# Direction
Rewrite the items from the line with "y-tick-label: 3 [70,253,80,274]" to the line with "series-line [134,125,1009,203]", putting "value-label" wherever "data-label" occurs and leaving everything else unchanged. Give only those lines.

═════ Input material

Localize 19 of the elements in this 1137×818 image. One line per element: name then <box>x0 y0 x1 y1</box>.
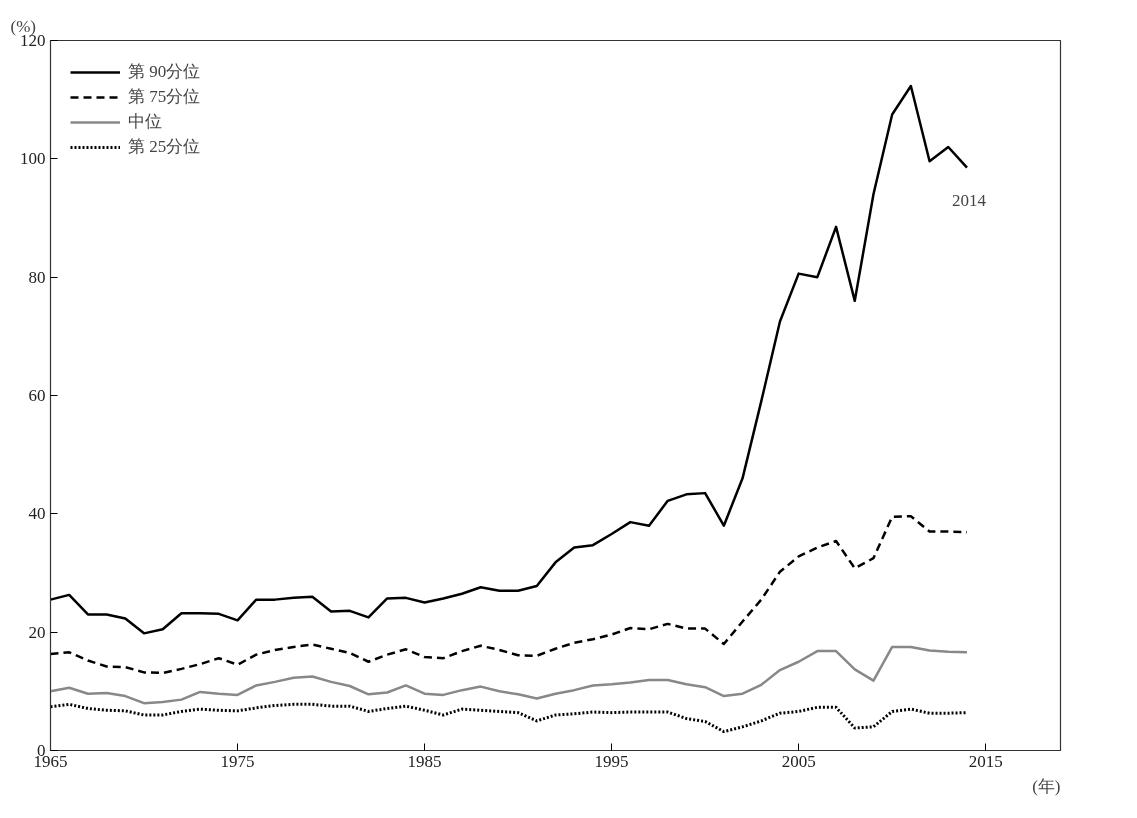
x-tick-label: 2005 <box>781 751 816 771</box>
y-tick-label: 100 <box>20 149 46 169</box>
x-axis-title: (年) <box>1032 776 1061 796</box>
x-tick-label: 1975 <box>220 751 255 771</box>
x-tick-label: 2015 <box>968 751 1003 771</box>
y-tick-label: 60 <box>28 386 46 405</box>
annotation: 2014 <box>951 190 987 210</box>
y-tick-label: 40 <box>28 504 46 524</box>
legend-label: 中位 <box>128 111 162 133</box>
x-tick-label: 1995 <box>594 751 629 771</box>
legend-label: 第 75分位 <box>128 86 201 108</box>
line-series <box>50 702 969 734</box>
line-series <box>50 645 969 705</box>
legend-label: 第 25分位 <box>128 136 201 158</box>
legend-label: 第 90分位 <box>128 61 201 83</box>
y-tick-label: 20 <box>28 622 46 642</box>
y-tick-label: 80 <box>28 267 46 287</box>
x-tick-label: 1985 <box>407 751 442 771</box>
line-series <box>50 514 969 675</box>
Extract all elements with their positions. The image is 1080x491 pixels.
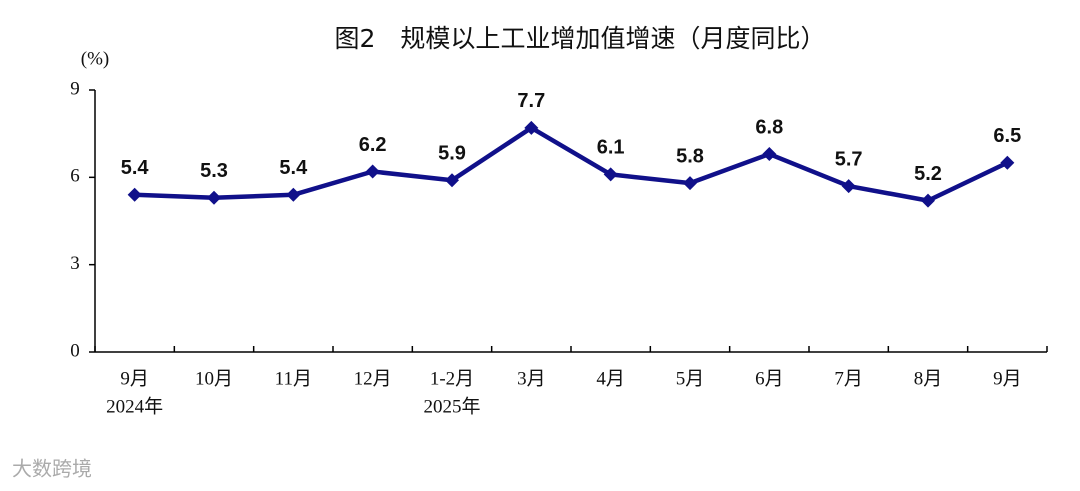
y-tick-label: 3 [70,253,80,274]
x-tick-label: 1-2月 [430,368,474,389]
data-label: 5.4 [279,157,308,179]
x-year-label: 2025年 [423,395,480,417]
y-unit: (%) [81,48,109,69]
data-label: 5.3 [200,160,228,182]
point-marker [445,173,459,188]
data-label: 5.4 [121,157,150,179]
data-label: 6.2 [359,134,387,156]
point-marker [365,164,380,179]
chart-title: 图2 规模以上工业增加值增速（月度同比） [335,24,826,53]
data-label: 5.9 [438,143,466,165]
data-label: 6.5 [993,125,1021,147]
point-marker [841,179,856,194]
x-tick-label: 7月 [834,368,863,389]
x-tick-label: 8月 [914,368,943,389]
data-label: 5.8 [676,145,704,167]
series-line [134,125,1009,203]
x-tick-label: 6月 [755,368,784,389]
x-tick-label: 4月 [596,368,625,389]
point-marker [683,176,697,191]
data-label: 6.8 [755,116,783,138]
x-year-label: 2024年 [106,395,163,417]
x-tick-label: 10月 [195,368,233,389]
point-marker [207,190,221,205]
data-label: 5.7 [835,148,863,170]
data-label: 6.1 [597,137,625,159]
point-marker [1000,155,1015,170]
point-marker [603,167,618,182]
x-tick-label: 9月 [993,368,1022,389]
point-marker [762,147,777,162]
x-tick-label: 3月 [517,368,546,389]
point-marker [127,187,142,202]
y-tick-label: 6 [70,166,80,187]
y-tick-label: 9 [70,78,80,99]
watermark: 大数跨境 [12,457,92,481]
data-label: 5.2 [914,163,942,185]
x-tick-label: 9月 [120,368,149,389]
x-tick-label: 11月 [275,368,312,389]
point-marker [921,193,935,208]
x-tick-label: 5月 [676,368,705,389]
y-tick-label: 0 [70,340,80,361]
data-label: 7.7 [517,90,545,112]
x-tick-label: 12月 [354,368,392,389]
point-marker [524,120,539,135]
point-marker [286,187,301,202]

══════════

# Final answer
y-tick-label: 3 [70,253,80,274]
x-tick-label: 1-2月 [430,368,474,389]
value-label: 5.4 [279,157,308,179]
x-year-label: 2025年 [423,395,480,417]
y-unit: (%) [81,48,109,69]
value-label: 5.3 [200,160,228,182]
point-marker [445,173,459,188]
value-label: 5.4 [121,157,150,179]
value-label: 6.2 [359,134,387,156]
point-marker [365,164,380,179]
chart-title: 图2 规模以上工业增加值增速（月度同比） [335,24,826,53]
value-label: 5.9 [438,143,466,165]
value-label: 6.5 [993,125,1021,147]
point-marker [841,179,856,194]
x-tick-label: 7月 [834,368,863,389]
x-tick-label: 8月 [914,368,943,389]
value-label: 5.8 [676,145,704,167]
series-line [134,125,1009,203]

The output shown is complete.